#### WHAT THE EXERCISE ASKS
Repeat each record below exactly as given.

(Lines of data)

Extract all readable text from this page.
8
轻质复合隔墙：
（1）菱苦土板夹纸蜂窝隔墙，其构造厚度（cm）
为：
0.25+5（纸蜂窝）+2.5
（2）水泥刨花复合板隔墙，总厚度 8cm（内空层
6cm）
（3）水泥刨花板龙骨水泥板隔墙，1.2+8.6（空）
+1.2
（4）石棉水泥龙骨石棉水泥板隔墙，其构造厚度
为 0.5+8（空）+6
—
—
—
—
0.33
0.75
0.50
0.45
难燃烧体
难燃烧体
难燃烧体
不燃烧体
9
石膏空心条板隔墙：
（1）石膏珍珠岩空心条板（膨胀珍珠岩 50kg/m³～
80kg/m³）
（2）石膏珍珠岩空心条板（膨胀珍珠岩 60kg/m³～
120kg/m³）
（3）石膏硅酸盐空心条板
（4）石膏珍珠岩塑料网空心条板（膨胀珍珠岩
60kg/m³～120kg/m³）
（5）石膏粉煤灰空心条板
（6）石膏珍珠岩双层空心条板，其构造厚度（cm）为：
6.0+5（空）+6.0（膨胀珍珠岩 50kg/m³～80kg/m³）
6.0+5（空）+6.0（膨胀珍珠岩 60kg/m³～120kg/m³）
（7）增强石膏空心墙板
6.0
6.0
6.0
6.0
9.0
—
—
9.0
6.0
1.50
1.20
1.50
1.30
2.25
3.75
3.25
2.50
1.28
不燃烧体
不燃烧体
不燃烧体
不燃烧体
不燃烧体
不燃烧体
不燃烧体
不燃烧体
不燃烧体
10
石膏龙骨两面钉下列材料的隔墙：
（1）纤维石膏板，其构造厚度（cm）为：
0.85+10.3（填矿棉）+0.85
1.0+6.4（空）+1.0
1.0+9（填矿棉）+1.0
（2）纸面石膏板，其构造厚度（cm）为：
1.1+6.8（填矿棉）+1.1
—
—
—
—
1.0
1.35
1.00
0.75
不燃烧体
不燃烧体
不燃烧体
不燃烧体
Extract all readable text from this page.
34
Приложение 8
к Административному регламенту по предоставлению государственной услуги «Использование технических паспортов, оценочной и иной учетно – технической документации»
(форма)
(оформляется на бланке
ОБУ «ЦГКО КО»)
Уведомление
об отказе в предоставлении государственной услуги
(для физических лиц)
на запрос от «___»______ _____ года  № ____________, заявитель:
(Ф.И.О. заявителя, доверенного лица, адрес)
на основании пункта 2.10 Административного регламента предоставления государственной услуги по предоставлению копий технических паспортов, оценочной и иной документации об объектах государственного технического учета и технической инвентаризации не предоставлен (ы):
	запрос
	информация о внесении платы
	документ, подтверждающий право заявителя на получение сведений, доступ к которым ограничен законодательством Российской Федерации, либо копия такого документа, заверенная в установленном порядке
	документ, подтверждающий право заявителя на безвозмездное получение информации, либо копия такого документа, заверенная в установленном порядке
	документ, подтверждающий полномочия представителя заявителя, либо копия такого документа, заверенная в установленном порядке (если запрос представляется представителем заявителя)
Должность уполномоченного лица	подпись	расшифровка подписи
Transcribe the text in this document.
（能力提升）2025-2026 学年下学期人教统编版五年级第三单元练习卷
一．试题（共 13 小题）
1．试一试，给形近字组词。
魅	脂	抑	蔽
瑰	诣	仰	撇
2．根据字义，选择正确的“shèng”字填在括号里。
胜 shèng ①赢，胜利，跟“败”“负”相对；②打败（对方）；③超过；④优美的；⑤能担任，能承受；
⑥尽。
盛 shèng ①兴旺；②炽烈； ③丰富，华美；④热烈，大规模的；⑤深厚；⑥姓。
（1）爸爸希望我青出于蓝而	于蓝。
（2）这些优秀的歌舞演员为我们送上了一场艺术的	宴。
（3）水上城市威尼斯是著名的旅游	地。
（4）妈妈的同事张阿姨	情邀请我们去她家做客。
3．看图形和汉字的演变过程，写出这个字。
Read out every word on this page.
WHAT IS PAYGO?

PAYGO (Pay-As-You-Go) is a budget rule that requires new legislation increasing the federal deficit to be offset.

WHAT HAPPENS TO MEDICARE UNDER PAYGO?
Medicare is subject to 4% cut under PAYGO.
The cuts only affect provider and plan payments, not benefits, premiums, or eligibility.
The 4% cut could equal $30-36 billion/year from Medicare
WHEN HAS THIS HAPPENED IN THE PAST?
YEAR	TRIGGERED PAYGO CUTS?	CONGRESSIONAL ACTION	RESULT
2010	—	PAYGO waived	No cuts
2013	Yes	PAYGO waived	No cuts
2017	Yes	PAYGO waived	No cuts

#### REPLY
Extract all readable text from this page.
8
轻质复合隔墙：
（1）菱苦土板夹纸蜂窝隔墙，其构造厚度（cm）
为：
0.25+5（纸蜂窝）+2.5
（2）水泥刨花复合板隔墙，总厚度 8cm（内空层
6cm）
（3）水泥刨花板龙骨水泥板隔墙，1.2+8.6（空）
+1.2
（4）石棉水泥龙骨石棉水泥板隔墙，其构造厚度
为 0.5+8（空）+6
—
—
—
—
0.33
0.75
0.50
0.45
难燃烧体
难燃烧体
难燃烧体
不燃烧体
9
石膏空心条板隔墙：
（1）石膏珍珠岩空心条板（膨胀珍珠岩 50kg/m³～
80kg/m³）
（2）石膏珍珠岩空心条板（膨胀珍珠岩 60kg/m³～
120kg/m³）
（3）石膏硅酸盐空心条板
（4）石膏珍珠岩塑料网空心条板（膨胀珍珠岩
60kg/m³～120kg/m³）
（5）石膏粉煤灰空心条板
（6）石膏珍珠岩双层空心条板，其构造厚度（cm）为：
6.0+5（空）+6.0（膨胀珍珠岩 50kg/m³～80kg/m³）
6.0+5（空）+6.0（膨胀珍珠岩 60kg/m³～120kg/m³）
（7）增强石膏空心墙板
6.0
6.0
6.0
6.0
9.0
—
—
9.0
6.0
1.50
1.20
1.50
1.30
2.25
3.75
3.25
2.50
1.28
不燃烧体
不燃烧体
不燃烧体
不燃烧体
不燃烧体
不燃烧体
不燃烧体
不燃烧体
不燃烧体
10
石膏龙骨两面钉下列材料的隔墙：
（1）纤维石膏板，其构造厚度（cm）为：
0.85+10.3（填矿棉）+0.85
1.0+6.4（空）+1.0
1.0+9（填矿棉）+1.0
（2）纸面石膏板，其构造厚度（cm）为：
1.1+6.8（填矿棉）+1.1
—
—
—
—
1.0
1.35
1.00
0.75
不燃烧体
不燃烧体
不燃烧体
不燃烧体
Extract all readable text from this page.
34
Приложение 8
к Административному регламенту по предоставлению государственной услуги «Использование технических паспортов, оценочной и иной учетно – технической документации»
(форма)
(оформляется на бланке
ОБУ «ЦГКО КО»)
Уведомление
об отказе в предоставлении государственной услуги
(для физических лиц)
на запрос от «___»______ _____ года  № ____________, заявитель:
(Ф.И.О. заявителя, доверенного лица, адрес)
на основании пункта 2.10 Административного регламента предоставления государственной услуги по предоставлению копий технических паспортов, оценочной и иной документации об объектах государственного технического учета и технической инвентаризации не предоставлен (ы):
	запрос
	информация о внесении платы
	документ, подтверждающий право заявителя на получение сведений, доступ к которым ограничен законодательством Российской Федерации, либо копия такого документа, заверенная в установленном порядке
	документ, подтверждающий право заявителя на безвозмездное получение информации, либо копия такого документа, заверенная в установленном порядке
	документ, подтверждающий полномочия представителя заявителя, либо копия такого документа, заверенная в установленном порядке (если запрос представляется представителем заявителя)
Должность уполномоченного лица	подпись	расшифровка подписи
Transcribe the text in this document.
（能力提升）2025-2026 学年下学期人教统编版五年级第三单元练习卷
一．试题（共 13 小题）
1．试一试，给形近字组词。
魅	脂	抑	蔽
瑰	诣	仰	撇
2．根据字义，选择正确的“shèng”字填在括号里。
胜 shèng ①赢，胜利，跟“败”“负”相对；②打败（对方）；③超过；④优美的；⑤能担任，能承受；
⑥尽。
盛 shèng ①兴旺；②炽烈； ③丰富，华美；④热烈，大规模的；⑤深厚；⑥姓。
（1）爸爸希望我青出于蓝而	于蓝。
（2）这些优秀的歌舞演员为我们送上了一场艺术的	宴。
（3）水上城市威尼斯是著名的旅游	地。
（4）妈妈的同事张阿姨	情邀请我们去她家做客。
3．看图形和汉字的演变过程，写出这个字。
Read out every word on this page.
WHAT IS PAYGO?

PAYGO (Pay-As-You-Go) is a budget rule that requires new legislation increasing the federal deficit to be offset.

WHAT HAPPENS TO MEDICARE UNDER PAYGO?
Medicare is subject to 4% cut under PAYGO.
The cuts only affect provider and plan payments, not benefits, premiums, or eligibility.
The 4% cut could equal $30-36 billion/year from Medicare
WHEN HAS THIS HAPPENED IN THE PAST?
YEAR	TRIGGERED PAYGO CUTS?	CONGRESSIONAL ACTION	RESULT
2010	—	PAYGO waived	No cuts
2013	Yes	PAYGO waived	No cuts
2017	Yes	PAYGO waived	No cuts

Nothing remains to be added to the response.